[Supplied material]
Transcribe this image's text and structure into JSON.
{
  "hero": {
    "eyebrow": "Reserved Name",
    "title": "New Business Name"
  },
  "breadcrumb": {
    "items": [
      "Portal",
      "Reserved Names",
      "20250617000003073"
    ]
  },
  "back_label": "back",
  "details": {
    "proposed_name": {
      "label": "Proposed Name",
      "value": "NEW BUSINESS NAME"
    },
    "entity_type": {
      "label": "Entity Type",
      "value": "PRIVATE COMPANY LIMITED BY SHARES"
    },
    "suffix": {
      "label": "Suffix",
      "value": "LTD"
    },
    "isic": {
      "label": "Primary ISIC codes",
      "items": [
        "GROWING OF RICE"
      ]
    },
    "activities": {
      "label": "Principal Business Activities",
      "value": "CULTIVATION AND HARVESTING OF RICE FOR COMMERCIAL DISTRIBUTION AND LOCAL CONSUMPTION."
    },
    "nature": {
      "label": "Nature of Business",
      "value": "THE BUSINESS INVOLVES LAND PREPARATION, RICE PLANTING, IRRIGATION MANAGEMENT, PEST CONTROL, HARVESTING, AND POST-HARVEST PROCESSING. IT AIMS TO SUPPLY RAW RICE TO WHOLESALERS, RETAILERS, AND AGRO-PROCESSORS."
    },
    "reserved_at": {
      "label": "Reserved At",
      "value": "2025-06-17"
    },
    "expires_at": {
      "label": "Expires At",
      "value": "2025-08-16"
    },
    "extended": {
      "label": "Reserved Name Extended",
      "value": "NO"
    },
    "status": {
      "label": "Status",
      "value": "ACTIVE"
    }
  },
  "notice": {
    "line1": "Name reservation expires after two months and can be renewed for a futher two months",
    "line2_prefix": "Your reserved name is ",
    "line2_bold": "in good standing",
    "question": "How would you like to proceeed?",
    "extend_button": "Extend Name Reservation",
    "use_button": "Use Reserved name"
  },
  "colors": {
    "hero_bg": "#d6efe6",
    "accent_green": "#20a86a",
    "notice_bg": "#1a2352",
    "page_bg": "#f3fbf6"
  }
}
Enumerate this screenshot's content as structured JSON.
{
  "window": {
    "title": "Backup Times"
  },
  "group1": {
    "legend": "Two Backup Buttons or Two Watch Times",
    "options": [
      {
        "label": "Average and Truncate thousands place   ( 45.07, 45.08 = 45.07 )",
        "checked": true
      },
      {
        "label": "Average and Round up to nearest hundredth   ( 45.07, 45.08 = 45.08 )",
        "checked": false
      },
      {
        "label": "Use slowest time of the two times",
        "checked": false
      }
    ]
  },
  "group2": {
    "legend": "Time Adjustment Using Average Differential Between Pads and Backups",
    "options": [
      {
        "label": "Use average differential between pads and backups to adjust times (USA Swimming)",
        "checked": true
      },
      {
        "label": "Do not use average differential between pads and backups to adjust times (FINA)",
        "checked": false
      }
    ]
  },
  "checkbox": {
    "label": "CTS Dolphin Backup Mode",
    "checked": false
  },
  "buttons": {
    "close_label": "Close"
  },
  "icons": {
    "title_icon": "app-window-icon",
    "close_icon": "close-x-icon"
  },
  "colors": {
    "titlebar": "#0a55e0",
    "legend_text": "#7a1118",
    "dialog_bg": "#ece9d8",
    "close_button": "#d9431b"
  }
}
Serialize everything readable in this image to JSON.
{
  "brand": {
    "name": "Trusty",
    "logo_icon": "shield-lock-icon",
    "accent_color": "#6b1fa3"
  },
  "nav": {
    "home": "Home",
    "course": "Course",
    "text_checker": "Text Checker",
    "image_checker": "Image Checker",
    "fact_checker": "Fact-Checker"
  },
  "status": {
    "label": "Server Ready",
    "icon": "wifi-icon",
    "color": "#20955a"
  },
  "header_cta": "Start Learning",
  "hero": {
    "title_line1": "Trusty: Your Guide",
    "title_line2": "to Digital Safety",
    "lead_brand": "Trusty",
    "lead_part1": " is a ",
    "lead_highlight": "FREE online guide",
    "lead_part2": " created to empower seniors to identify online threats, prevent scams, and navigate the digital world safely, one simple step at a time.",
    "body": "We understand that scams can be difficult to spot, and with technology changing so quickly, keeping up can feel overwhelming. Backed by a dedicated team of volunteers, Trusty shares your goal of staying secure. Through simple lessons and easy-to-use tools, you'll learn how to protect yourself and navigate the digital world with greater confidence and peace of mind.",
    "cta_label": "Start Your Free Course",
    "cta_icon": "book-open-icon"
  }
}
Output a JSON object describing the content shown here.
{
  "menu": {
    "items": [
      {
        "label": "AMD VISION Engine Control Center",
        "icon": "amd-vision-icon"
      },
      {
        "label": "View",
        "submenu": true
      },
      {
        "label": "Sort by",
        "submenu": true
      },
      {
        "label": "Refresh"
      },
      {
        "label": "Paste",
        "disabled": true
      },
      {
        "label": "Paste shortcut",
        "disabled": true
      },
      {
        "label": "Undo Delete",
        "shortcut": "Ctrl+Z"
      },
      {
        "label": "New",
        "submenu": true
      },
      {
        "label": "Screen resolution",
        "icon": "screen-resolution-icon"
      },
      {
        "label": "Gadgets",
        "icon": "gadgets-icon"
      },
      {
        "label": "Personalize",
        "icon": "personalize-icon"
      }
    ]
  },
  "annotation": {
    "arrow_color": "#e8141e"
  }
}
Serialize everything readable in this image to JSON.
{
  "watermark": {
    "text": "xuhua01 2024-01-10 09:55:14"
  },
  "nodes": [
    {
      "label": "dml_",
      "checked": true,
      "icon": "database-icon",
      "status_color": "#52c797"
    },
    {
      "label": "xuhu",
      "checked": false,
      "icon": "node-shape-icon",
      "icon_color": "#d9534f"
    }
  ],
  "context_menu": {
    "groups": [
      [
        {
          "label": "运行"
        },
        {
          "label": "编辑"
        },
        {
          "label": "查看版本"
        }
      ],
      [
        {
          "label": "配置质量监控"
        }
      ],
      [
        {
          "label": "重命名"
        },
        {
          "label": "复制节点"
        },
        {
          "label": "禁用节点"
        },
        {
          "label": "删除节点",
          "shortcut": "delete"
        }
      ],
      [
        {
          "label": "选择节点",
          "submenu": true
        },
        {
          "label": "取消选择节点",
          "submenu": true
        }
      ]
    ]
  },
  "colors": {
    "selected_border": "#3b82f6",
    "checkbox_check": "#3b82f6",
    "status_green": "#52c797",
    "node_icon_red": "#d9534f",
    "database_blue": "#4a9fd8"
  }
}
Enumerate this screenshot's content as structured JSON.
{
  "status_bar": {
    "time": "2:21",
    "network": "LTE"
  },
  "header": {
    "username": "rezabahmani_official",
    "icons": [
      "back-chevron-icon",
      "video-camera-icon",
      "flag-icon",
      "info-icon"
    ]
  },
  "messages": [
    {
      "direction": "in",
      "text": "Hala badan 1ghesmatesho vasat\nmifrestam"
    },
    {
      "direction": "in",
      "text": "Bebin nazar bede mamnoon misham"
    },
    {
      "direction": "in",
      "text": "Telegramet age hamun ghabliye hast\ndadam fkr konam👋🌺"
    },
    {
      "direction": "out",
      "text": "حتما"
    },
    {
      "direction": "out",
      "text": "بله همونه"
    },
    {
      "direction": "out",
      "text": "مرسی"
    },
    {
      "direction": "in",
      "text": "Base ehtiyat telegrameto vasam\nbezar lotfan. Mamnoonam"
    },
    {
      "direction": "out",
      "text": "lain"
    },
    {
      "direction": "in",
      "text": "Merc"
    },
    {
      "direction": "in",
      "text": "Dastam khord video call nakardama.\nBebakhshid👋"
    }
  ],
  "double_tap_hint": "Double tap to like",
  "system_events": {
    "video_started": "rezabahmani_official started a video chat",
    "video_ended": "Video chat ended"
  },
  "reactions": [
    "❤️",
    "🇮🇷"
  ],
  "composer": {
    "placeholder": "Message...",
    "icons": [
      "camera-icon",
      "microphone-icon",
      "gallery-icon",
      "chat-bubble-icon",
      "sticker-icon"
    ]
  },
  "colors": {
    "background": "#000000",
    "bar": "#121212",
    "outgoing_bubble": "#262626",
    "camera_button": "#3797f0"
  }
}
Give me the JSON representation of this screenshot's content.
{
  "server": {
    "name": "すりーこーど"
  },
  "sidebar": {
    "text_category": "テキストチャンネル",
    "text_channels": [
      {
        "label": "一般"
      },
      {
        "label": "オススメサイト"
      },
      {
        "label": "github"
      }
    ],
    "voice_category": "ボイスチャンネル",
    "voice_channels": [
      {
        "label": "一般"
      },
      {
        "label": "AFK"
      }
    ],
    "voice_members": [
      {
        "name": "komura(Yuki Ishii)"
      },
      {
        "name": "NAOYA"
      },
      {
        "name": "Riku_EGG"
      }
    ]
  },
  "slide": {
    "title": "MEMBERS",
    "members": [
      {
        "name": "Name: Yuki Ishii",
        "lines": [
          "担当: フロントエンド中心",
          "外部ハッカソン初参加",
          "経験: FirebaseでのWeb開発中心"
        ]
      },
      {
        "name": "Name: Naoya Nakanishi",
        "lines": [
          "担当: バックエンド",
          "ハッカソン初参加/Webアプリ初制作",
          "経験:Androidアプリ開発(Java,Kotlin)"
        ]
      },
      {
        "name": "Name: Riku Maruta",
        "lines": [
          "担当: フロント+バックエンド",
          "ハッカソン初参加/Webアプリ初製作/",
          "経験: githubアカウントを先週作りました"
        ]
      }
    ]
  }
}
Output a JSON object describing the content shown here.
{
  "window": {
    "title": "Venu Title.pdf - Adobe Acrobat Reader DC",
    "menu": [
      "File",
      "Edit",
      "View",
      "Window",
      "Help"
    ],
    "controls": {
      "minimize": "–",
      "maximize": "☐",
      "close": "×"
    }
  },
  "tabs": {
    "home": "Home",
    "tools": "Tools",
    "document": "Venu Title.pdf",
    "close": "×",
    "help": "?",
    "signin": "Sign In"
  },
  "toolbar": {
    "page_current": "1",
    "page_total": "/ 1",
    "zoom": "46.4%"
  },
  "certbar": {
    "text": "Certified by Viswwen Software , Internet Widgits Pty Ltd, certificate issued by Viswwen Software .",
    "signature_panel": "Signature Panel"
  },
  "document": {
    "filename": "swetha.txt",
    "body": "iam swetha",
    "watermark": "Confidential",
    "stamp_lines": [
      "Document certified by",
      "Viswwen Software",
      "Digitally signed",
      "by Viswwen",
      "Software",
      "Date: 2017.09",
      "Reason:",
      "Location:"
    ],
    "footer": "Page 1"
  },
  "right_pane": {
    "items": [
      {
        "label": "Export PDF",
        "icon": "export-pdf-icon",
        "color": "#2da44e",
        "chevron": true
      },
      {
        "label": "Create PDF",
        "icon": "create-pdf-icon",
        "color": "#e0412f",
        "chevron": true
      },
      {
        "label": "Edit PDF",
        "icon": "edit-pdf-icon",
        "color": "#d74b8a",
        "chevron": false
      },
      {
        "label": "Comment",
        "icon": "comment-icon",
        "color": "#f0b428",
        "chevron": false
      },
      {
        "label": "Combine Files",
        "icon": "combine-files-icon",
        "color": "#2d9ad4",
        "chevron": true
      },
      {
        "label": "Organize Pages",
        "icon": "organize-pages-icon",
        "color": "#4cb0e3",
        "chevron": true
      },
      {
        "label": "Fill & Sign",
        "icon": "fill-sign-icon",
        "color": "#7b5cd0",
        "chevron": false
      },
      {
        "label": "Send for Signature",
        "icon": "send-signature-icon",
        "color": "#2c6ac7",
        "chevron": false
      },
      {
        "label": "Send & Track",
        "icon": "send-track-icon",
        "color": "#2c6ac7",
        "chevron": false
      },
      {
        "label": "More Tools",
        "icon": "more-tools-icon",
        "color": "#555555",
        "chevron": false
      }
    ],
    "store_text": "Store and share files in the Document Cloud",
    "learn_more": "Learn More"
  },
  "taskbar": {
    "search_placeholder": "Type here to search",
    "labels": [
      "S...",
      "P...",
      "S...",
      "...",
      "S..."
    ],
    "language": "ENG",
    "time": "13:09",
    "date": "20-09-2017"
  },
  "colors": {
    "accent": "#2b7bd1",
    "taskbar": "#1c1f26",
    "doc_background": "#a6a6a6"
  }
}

[Task details] Pull out all lines from the entries above that include the word "swetha".

[Exercise answer]
    "filename": "swetha.txt",
    "body": "iam swetha",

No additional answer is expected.